#### WHAT YOU WILL DO:
Below are entries to be transcribed exactly; exclude the pictures from the copy.

#### Collection entries:
□ □ □

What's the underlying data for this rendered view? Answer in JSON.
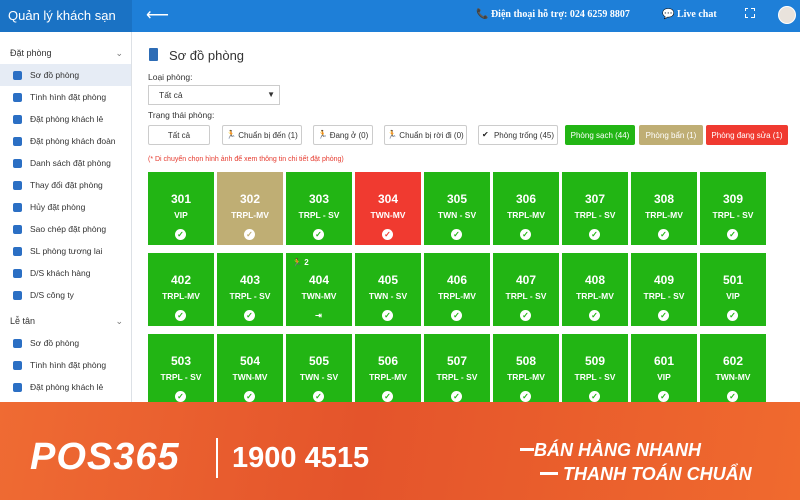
{
  "header": {
    "app_title": "Quản lý khách sạn",
    "hotline": "📞 Điện thoại hỗ trợ: 024 6259 8807",
    "livechat": "💬 Live chat"
  },
  "sidebar": {
    "section1": "Đặt phòng",
    "items1": [
      "Sơ đồ phòng",
      "Tình hình đặt phòng",
      "Đặt phòng khách lẻ",
      "Đặt phòng khách đoàn",
      "Danh sách đặt phòng",
      "Thay đổi đặt phòng",
      "Hủy đặt phòng",
      "Sao chép đặt phòng",
      "SL phòng tương lai",
      "D/S khách hàng",
      "D/S công ty"
    ],
    "section2": "Lễ tân",
    "items2": [
      "Sơ đồ phòng",
      "Tình hình đặt phòng",
      "Đặt phòng khách lẻ"
    ]
  },
  "main": {
    "title": "Sơ đồ phòng",
    "room_type_label": "Loại phòng:",
    "room_type_value": "Tất cả",
    "status_label": "Trạng thái phòng:",
    "filters": [
      "Tất cả",
      "Chuẩn bị đến (1)",
      "Đang ở (0)",
      "Chuẩn bị rời đi (0)",
      "Phòng trống (45)",
      "Phòng sạch (44)",
      "Phòng bẩn (1)",
      "Phòng đang sửa (1)"
    ],
    "hint": "(* Di chuyển chọn hình ảnh để xem thông tin chi tiết đặt phòng)"
  },
  "rooms": [
    {
      "num": "301",
      "type": "VIP",
      "state": "clean"
    },
    {
      "num": "302",
      "type": "TRPL-MV",
      "state": "dirty"
    },
    {
      "num": "303",
      "type": "TRPL - SV",
      "state": "clean"
    },
    {
      "num": "304",
      "type": "TWN-MV",
      "state": "repair"
    },
    {
      "num": "305",
      "type": "TWN - SV",
      "state": "clean"
    },
    {
      "num": "306",
      "type": "TRPL-MV",
      "state": "clean"
    },
    {
      "num": "307",
      "type": "TRPL - SV",
      "state": "clean"
    },
    {
      "num": "308",
      "type": "TRPL-MV",
      "state": "clean"
    },
    {
      "num": "309",
      "type": "TRPL - SV",
      "state": "clean"
    },
    {
      "num": "402",
      "type": "TRPL-MV",
      "state": "clean"
    },
    {
      "num": "403",
      "type": "TRPL - SV",
      "state": "clean"
    },
    {
      "num": "404",
      "type": "TWN-MV",
      "state": "clean",
      "guest": "2"
    },
    {
      "num": "405",
      "type": "TWN - SV",
      "state": "clean"
    },
    {
      "num": "406",
      "type": "TRPL-MV",
      "state": "clean"
    },
    {
      "num": "407",
      "type": "TRPL - SV",
      "state": "clean"
    },
    {
      "num": "408",
      "type": "TRPL-MV",
      "state": "clean"
    },
    {
      "num": "409",
      "type": "TRPL - SV",
      "state": "clean"
    },
    {
      "num": "501",
      "type": "VIP",
      "state": "clean"
    },
    {
      "num": "503",
      "type": "TRPL - SV",
      "state": "clean"
    },
    {
      "num": "504",
      "type": "TWN-MV",
      "state": "clean"
    },
    {
      "num": "505",
      "type": "TWN - SV",
      "state": "clean"
    },
    {
      "num": "506",
      "type": "TRPL-MV",
      "state": "clean"
    },
    {
      "num": "507",
      "type": "TRPL - SV",
      "state": "clean"
    },
    {
      "num": "508",
      "type": "TRPL-MV",
      "state": "clean"
    },
    {
      "num": "509",
      "type": "TRPL - SV",
      "state": "clean"
    },
    {
      "num": "601",
      "type": "VIP",
      "state": "clean"
    },
    {
      "num": "602",
      "type": "TWN-MV",
      "state": "clean"
    }
  ],
  "banner": {
    "logo": "POS365",
    "phone": "1900 4515",
    "slogan1": "BÁN HÀNG NHANH",
    "slogan2": "THANH TOÁN CHUẨN"
  },
  "colors": {
    "clean": "#22b514",
    "dirty": "#bfae74",
    "repair": "#f03a30",
    "header": "#1e7fd8"
  }
}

□ □ □

#### ANSWER FOR THIS EXERCISE:
What's the underlying data for this rendered view? Answer in JSON.
{
  "header": {
    "app_title": "Quản lý khách sạn",
    "hotline": "📞 Điện thoại hỗ trợ: 024 6259 8807",
    "livechat": "💬 Live chat"
  },
  "sidebar": {
    "section1": "Đặt phòng",
    "items1": [
      "Sơ đồ phòng",
      "Tình hình đặt phòng",
      "Đặt phòng khách lẻ",
      "Đặt phòng khách đoàn",
      "Danh sách đặt phòng",
      "Thay đổi đặt phòng",
      "Hủy đặt phòng",
      "Sao chép đặt phòng",
      "SL phòng tương lai",
      "D/S khách hàng",
      "D/S công ty"
    ],
    "section2": "Lễ tân",
    "items2": [
      "Sơ đồ phòng",
      "Tình hình đặt phòng",
      "Đặt phòng khách lẻ"
    ]
  },
  "main": {
    "title": "Sơ đồ phòng",
    "room_type_label": "Loại phòng:",
    "room_type_value": "Tất cả",
    "status_label": "Trạng thái phòng:",
    "filters": [
      "Tất cả",
      "Chuẩn bị đến (1)",
      "Đang ở (0)",
      "Chuẩn bị rời đi (0)",
      "Phòng trống (45)",
      "Phòng sạch (44)",
      "Phòng bẩn (1)",
      "Phòng đang sửa (1)"
    ],
    "hint": "(* Di chuyển chọn hình ảnh để xem thông tin chi tiết đặt phòng)"
  },
  "rooms": [
    {
      "num": "301",
      "type": "VIP",
      "state": "clean"
    },
    {
      "num": "302",
      "type": "TRPL-MV",
      "state": "dirty"
    },
    {
      "num": "303",
      "type": "TRPL - SV",
      "state": "clean"
    },
    {
      "num": "304",
      "type": "TWN-MV",
      "state": "repair"
    },
    {
      "num": "305",
      "type": "TWN - SV",
      "state": "clean"
    },
    {
      "num": "306",
      "type": "TRPL-MV",
      "state": "clean"
    },
    {
      "num": "307",
      "type": "TRPL - SV",
      "state": "clean"
    },
    {
      "num": "308",
      "type": "TRPL-MV",
      "state": "clean"
    },
    {
      "num": "309",
      "type": "TRPL - SV",
      "state": "clean"
    },
    {
      "num": "402",
      "type": "TRPL-MV",
      "state": "clean"
    },
    {
      "num": "403",
      "type": "TRPL - SV",
      "state": "clean"
    },
    {
      "num": "404",
      "type": "TWN-MV",
      "state": "clean",
      "guest": "2"
    },
    {
      "num": "405",
      "type": "TWN - SV",
      "state": "clean"
    },
    {
      "num": "406",
      "type": "TRPL-MV",
      "state": "clean"
    },
    {
      "num": "407",
      "type": "TRPL - SV",
      "state": "clean"
    },
    {
      "num": "408",
      "type": "TRPL-MV",
      "state": "clean"
    },
    {
      "num": "409",
      "type": "TRPL - SV",
      "state": "clean"
    },
    {
      "num": "501",
      "type": "VIP",
      "state": "clean"
    },
    {
      "num": "503",
      "type": "TRPL - SV",
      "state": "clean"
    },
    {
      "num": "504",
      "type": "TWN-MV",
      "state": "clean"
    },
    {
      "num": "505",
      "type": "TWN - SV",
      "state": "clean"
    },
    {
      "num": "506",
      "type": "TRPL-MV",
      "state": "clean"
    },
    {
      "num": "507",
      "type": "TRPL - SV",
      "state": "clean"
    },
    {
      "num": "508",
      "type": "TRPL-MV",
      "state": "clean"
    },
    {
      "num": "509",
      "type": "TRPL - SV",
      "state": "clean"
    },
    {
      "num": "601",
      "type": "VIP",
      "state": "clean"
    },
    {
      "num": "602",
      "type": "TWN-MV",
      "state": "clean"
    }
  ],
  "banner": {
    "logo": "POS365",
    "phone": "1900 4515",
    "slogan1": "BÁN HÀNG NHANH",
    "slogan2": "THANH TOÁN CHUẨN"
  },
  "colors": {
    "clean": "#22b514",
    "dirty": "#bfae74",
    "repair": "#f03a30",
    "header": "#1e7fd8"
  }
}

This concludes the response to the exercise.